<<<<

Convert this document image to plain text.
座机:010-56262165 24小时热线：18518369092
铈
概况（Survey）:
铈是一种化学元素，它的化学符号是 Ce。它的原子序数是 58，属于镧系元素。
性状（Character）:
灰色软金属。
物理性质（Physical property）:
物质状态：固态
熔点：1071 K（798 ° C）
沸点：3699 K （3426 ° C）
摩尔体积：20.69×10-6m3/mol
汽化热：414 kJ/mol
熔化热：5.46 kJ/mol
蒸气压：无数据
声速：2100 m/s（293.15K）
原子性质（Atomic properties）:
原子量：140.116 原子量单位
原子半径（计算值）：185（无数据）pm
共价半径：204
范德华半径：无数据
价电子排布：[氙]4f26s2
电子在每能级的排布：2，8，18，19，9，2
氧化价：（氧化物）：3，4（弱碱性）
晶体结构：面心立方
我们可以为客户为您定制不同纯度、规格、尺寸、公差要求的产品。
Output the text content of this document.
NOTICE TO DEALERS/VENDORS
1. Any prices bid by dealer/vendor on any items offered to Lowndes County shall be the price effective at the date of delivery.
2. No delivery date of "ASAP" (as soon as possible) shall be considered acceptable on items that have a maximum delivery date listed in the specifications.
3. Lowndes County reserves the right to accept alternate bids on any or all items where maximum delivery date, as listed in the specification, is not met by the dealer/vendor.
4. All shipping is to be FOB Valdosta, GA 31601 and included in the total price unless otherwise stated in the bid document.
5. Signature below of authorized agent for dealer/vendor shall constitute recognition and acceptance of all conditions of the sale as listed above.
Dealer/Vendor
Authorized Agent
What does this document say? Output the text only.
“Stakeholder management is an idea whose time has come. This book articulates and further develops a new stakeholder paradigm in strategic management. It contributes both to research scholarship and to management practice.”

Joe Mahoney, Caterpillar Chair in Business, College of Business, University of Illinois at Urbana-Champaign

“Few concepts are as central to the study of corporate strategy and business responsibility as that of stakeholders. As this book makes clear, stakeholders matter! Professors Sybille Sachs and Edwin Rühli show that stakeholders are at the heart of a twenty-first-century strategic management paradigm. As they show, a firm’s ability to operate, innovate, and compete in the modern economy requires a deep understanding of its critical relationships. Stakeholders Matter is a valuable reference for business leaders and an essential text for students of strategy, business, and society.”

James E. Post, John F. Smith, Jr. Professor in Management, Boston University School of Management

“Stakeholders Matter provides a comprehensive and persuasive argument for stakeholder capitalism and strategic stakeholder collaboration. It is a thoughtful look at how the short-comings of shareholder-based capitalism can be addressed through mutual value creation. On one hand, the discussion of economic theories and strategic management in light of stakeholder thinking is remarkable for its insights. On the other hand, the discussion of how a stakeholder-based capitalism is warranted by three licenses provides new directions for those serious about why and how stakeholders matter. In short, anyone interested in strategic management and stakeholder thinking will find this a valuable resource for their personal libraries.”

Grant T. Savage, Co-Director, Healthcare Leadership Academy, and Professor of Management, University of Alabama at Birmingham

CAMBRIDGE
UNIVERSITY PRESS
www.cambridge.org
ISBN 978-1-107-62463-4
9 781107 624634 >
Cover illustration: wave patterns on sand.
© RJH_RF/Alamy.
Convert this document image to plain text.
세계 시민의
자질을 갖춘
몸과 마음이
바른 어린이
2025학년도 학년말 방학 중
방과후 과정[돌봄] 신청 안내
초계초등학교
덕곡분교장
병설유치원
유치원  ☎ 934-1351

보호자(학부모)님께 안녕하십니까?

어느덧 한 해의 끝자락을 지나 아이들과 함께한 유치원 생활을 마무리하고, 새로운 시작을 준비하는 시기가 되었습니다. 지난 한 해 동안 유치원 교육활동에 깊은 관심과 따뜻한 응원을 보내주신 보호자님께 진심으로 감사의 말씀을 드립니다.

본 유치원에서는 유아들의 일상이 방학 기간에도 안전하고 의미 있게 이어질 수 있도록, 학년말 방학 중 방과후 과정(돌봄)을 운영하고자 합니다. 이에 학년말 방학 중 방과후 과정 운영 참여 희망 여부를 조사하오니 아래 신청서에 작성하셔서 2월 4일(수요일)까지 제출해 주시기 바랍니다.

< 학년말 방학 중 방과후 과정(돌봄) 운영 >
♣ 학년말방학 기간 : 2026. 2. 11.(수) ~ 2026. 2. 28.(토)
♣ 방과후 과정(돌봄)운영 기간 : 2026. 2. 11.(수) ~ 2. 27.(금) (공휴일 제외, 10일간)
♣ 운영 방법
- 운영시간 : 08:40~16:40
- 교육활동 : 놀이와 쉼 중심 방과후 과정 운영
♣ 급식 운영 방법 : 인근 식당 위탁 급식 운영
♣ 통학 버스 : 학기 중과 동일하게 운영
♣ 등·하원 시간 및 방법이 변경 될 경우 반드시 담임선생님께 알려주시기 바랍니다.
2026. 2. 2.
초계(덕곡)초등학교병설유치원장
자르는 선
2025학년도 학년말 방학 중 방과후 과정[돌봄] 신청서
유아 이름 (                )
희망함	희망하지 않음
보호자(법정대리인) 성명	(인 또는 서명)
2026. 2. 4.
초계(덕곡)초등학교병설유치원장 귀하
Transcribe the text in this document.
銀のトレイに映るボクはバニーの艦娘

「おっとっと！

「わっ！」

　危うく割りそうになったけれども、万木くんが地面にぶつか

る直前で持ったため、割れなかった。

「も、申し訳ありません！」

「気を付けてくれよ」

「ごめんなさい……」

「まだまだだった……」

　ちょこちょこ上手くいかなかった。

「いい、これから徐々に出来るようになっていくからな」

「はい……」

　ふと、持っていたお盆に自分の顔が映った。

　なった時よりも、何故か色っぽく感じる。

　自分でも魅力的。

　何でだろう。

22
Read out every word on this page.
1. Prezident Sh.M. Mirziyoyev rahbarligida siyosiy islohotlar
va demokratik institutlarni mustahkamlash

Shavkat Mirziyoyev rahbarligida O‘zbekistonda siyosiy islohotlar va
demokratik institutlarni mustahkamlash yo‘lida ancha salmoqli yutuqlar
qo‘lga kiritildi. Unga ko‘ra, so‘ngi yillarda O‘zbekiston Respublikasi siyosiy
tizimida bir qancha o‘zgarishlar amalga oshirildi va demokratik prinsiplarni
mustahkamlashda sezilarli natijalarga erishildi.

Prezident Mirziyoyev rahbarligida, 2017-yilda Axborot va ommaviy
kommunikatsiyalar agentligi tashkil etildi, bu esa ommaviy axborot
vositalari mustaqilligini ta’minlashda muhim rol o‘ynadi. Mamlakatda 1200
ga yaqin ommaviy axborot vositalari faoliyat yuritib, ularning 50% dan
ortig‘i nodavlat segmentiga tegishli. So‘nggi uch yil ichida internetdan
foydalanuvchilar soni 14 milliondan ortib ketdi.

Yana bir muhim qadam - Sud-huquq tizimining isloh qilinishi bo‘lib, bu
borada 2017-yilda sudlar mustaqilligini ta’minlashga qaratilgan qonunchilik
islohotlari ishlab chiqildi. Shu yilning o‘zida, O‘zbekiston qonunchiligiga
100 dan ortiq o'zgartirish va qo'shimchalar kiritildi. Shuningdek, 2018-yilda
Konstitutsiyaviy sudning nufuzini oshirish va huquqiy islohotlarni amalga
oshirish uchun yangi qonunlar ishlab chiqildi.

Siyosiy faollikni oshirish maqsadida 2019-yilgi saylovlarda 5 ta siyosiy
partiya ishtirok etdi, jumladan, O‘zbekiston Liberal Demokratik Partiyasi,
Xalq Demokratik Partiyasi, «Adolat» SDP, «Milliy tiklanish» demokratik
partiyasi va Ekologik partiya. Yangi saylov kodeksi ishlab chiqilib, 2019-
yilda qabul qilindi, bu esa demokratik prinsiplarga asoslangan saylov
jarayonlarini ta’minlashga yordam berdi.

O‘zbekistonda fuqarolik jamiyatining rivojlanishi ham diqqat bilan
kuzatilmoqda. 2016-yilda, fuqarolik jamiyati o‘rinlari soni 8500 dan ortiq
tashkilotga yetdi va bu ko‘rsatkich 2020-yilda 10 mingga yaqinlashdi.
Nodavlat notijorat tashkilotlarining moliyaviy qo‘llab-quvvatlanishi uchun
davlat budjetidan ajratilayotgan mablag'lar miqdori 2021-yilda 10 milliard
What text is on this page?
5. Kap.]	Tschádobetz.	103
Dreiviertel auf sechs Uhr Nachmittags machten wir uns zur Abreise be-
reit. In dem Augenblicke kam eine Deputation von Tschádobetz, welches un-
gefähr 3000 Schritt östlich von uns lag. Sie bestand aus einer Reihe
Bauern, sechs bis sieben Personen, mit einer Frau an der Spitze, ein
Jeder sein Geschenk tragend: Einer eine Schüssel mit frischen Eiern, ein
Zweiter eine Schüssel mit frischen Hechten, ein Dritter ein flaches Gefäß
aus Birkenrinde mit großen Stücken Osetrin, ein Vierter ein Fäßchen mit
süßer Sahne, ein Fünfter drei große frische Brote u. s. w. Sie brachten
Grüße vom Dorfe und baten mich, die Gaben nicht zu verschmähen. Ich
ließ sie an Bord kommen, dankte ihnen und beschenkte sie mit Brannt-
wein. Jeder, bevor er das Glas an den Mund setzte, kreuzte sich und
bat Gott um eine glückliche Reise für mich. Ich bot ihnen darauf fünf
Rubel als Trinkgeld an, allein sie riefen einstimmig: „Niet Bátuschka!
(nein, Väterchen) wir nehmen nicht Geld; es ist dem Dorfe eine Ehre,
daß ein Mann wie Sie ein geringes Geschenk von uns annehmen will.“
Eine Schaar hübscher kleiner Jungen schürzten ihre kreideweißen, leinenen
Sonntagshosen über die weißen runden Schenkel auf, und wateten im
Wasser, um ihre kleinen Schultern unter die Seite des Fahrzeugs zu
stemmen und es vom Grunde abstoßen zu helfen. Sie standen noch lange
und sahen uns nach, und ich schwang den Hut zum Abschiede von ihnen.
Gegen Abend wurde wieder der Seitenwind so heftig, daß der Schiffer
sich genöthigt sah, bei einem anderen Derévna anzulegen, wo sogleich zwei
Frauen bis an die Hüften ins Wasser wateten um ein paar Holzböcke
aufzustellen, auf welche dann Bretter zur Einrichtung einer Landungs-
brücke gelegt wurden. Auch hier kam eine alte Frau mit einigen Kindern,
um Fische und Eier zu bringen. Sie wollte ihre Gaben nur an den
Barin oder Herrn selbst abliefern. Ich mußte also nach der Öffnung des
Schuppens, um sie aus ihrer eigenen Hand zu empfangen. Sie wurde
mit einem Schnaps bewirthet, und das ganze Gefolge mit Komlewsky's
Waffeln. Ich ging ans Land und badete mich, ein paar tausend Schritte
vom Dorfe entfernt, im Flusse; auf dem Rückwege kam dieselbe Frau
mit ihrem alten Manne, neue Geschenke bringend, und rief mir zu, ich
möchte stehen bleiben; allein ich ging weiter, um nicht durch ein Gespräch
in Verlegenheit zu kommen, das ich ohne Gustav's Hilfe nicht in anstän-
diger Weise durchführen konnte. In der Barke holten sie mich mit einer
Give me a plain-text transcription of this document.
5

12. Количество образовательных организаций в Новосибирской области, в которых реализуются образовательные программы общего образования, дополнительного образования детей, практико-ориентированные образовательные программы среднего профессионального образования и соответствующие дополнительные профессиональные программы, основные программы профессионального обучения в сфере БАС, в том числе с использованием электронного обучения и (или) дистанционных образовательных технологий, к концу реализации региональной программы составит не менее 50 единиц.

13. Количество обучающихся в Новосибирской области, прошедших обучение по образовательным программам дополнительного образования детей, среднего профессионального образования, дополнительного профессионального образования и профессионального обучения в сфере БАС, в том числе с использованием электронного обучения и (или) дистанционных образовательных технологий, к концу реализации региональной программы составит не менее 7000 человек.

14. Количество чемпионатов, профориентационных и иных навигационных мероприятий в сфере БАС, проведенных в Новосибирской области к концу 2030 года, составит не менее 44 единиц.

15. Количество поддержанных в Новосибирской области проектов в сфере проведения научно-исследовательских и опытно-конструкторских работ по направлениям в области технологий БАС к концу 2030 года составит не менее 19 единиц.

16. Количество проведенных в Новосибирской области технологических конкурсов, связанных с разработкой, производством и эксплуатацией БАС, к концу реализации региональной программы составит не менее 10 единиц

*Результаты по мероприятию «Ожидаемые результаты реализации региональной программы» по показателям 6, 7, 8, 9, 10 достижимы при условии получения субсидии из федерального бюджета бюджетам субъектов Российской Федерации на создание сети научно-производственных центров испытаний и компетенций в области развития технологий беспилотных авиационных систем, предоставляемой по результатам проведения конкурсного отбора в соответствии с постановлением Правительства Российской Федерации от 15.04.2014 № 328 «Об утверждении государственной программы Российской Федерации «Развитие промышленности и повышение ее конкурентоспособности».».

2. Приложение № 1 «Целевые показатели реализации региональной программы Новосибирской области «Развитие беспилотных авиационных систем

>>>>

> [WHAT YOU SHOULD DO]:
How many lines in the records hold the string "einem"? Reply with the number alone.

> [OUTPUT OF THE EXERCISE]:
2